Directions: Scan the listing below and copy every line holding "title".

═══

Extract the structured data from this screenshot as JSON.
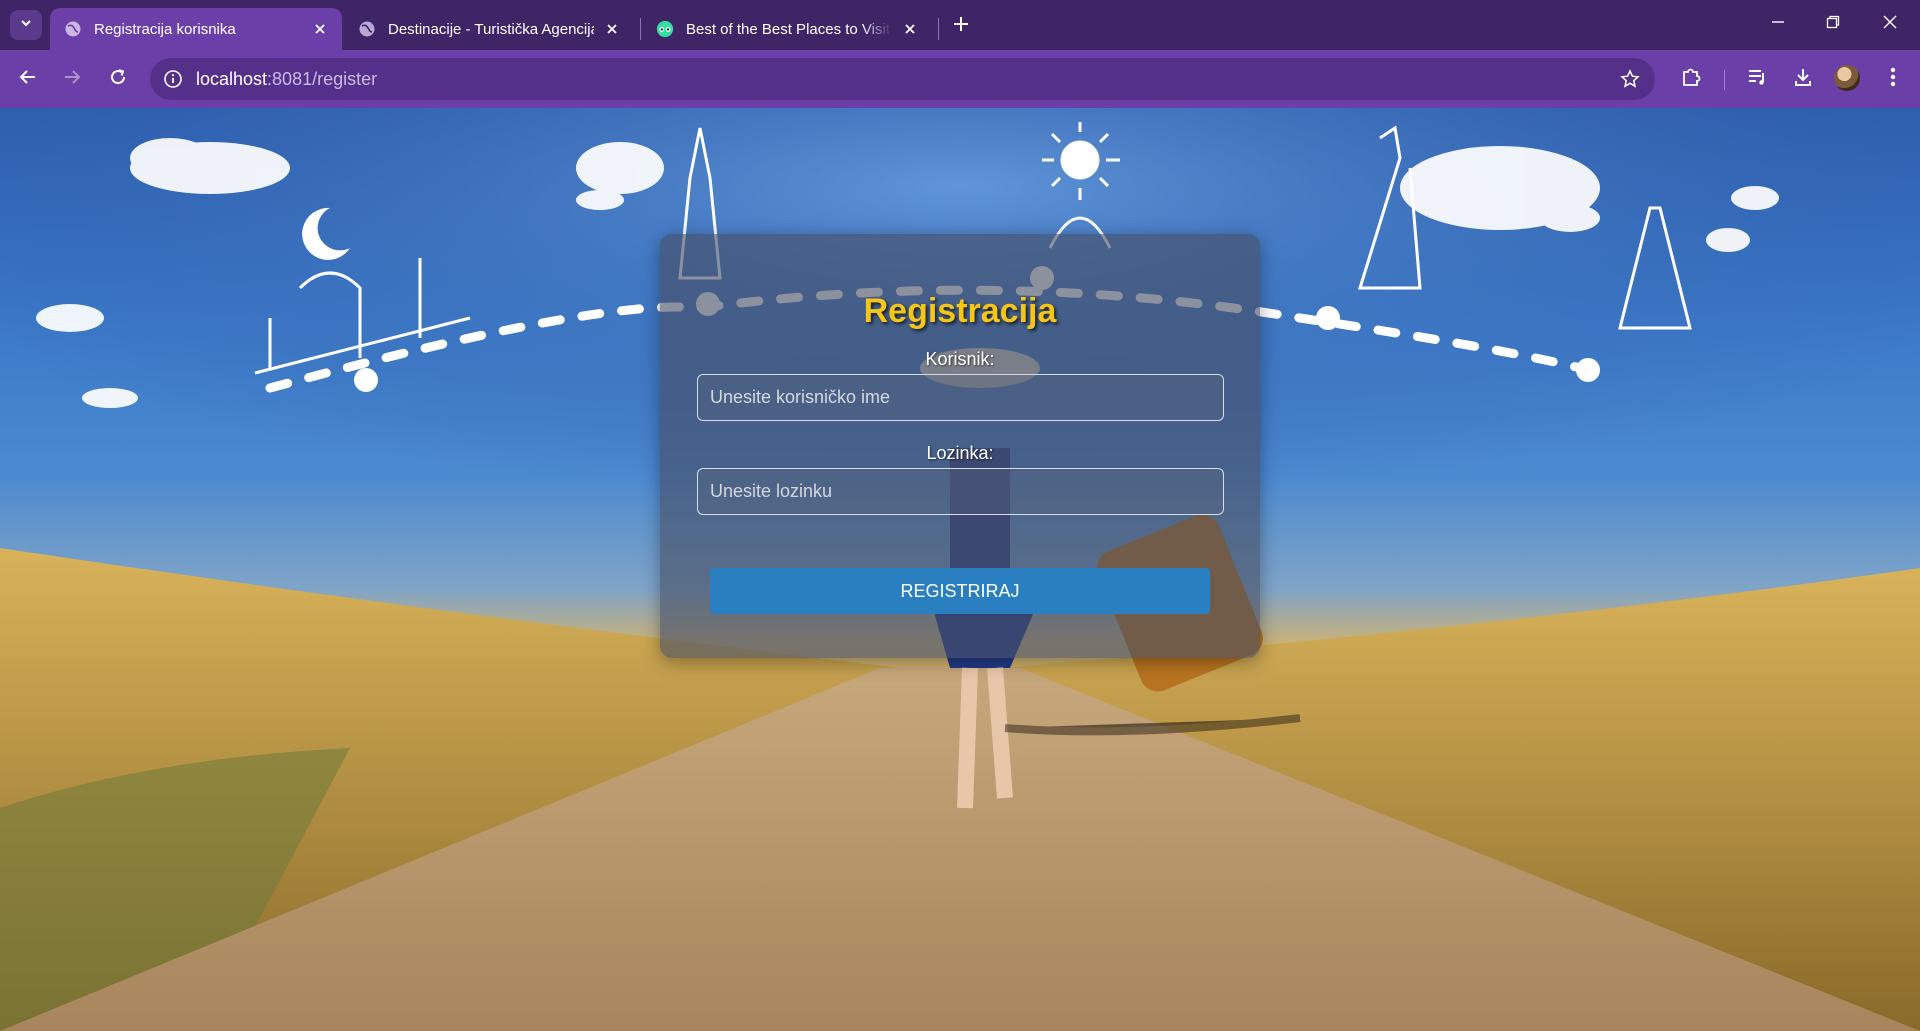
{
  "browser": {
    "tabs": [
      {
        "title": "Registracija korisnika",
        "active": true,
        "favicon": "globe-icon"
      },
      {
        "title": "Destinacije - Turistička Agencija",
        "active": false,
        "favicon": "globe-icon"
      },
      {
        "title": "Best of the Best Places to Visit in",
        "active": false,
        "favicon": "tripadvisor-icon"
      }
    ],
    "url_host": "localhost",
    "url_path": ":8081/register"
  },
  "form": {
    "title": "Registracija",
    "username_label": "Korisnik:",
    "username_placeholder": "Unesite korisničko ime",
    "username_value": "",
    "password_label": "Lozinka:",
    "password_placeholder": "Unesite lozinku",
    "password_value": "",
    "submit_label": "REGISTRIRAJ"
  },
  "colors": {
    "title": "#f5c518",
    "button": "#2a7fc0",
    "chrome_tabstrip": "#3f2466",
    "chrome_toolbar": "#6b3fa8"
  }
}
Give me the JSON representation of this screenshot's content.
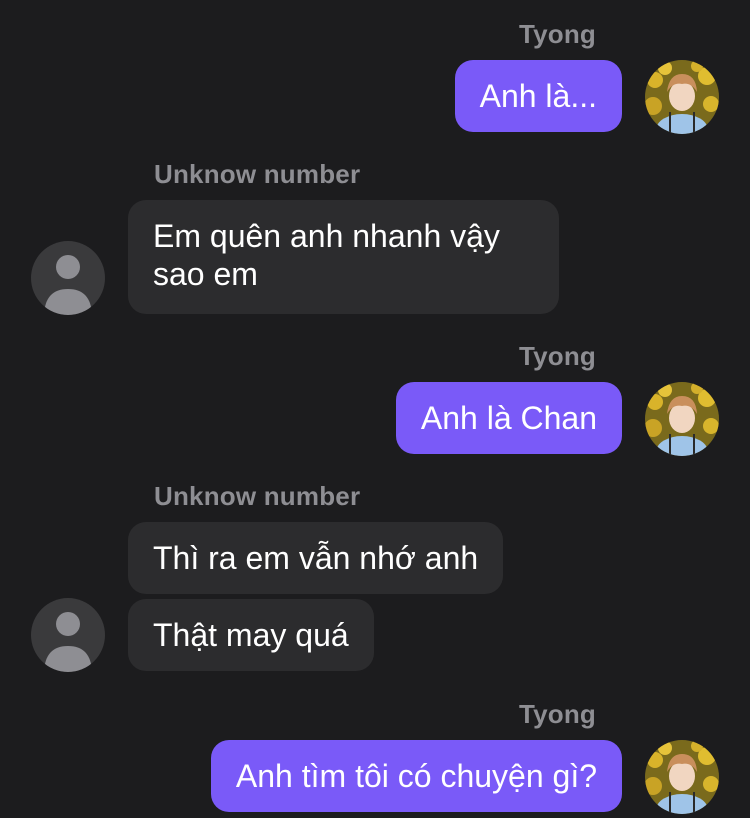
{
  "messages": [
    {
      "sender": "Tyong",
      "text": "Anh là..."
    },
    {
      "sender": "Unknow number",
      "text": "Em quên anh nhanh vậy sao em"
    },
    {
      "sender": "Tyong",
      "text": "Anh là Chan"
    },
    {
      "sender": "Unknow number",
      "text": "Thì ra em vẫn nhớ anh"
    },
    {
      "sender": "Unknow number",
      "text": "Thật may quá"
    },
    {
      "sender": "Tyong",
      "text": "Anh tìm tôi có chuyện gì?"
    }
  ],
  "colors": {
    "background": "#1c1c1e",
    "outgoing_bubble": "#7a5af8",
    "incoming_bubble": "#2c2c2e",
    "sender_name": "#8e8e93"
  },
  "icons": {
    "user_avatar": "profile-photo",
    "unknown_avatar": "person-silhouette-icon"
  }
}
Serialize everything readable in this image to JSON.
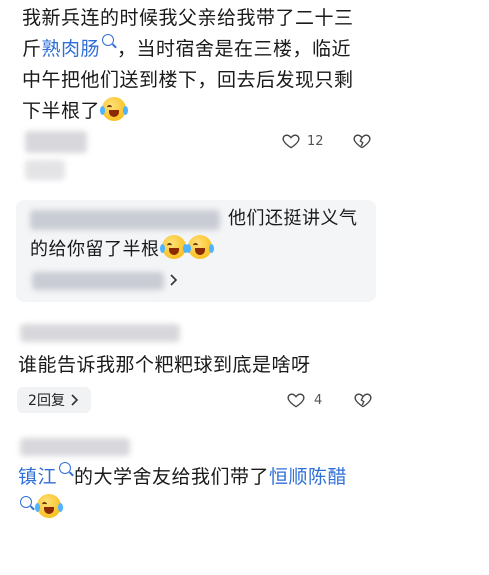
{
  "comment1": {
    "line1": "我新兵连的时候我父亲给我带了二十三",
    "line2_prefix": "斤",
    "line2_link": "熟肉肠",
    "line2_suffix": "，当时宿舍是在三楼，临近",
    "line3": "中午把他们送到楼下，回去后发现只剩",
    "line4": "下半根了",
    "like_count": "12"
  },
  "reply1": {
    "text_a": "他们还挺讲义气",
    "text_b": "的给你留了半根"
  },
  "comment2": {
    "text": "谁能告诉我那个粑粑球到底是啥呀",
    "replies_label": "2回复",
    "like_count": "4"
  },
  "comment3": {
    "link1": "镇江",
    "mid": "的大学舍友给我们带了",
    "link2": "恒顺陈醋"
  },
  "colors": {
    "link": "#2f6fd6",
    "text": "#1a1a1a"
  },
  "icons": [
    "search-icon",
    "heart-icon",
    "broken-heart-icon",
    "chevron-right-icon",
    "crying-laughing-emoji"
  ]
}
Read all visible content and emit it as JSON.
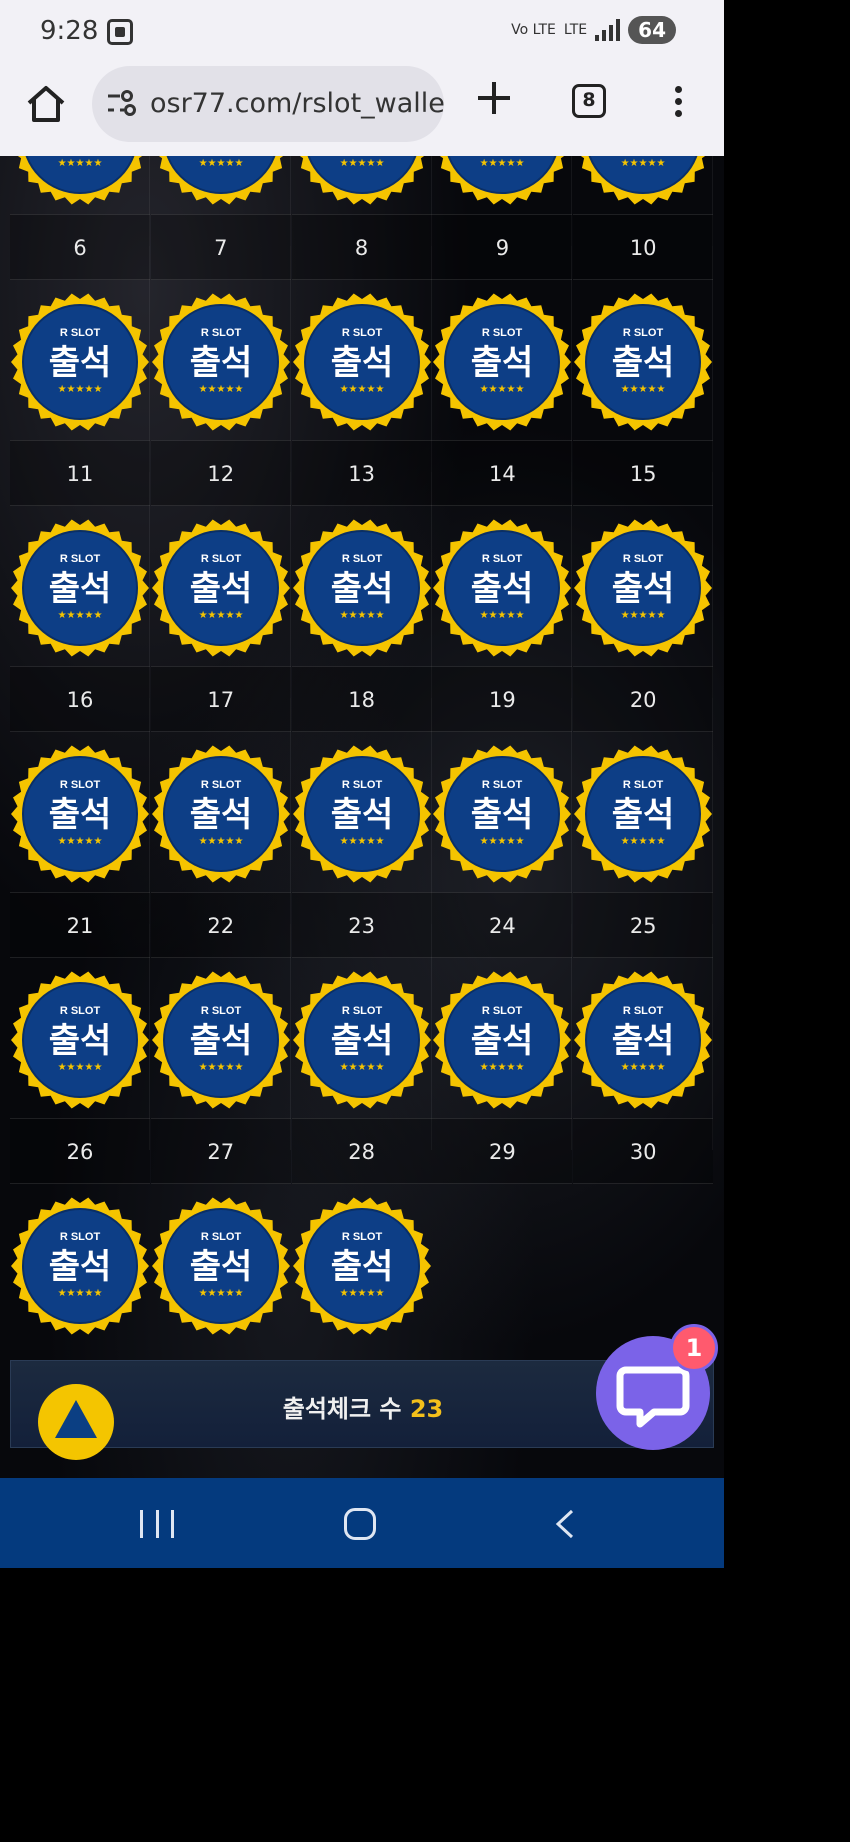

═══

Worked answer:
        "title": "Registracija korisnika",
        "title": "Destinacije - Turistička Agencija",
        "title": "Best of the Best Places to Visit in",
    "title": "Registracija",
    "title": "#f5c518",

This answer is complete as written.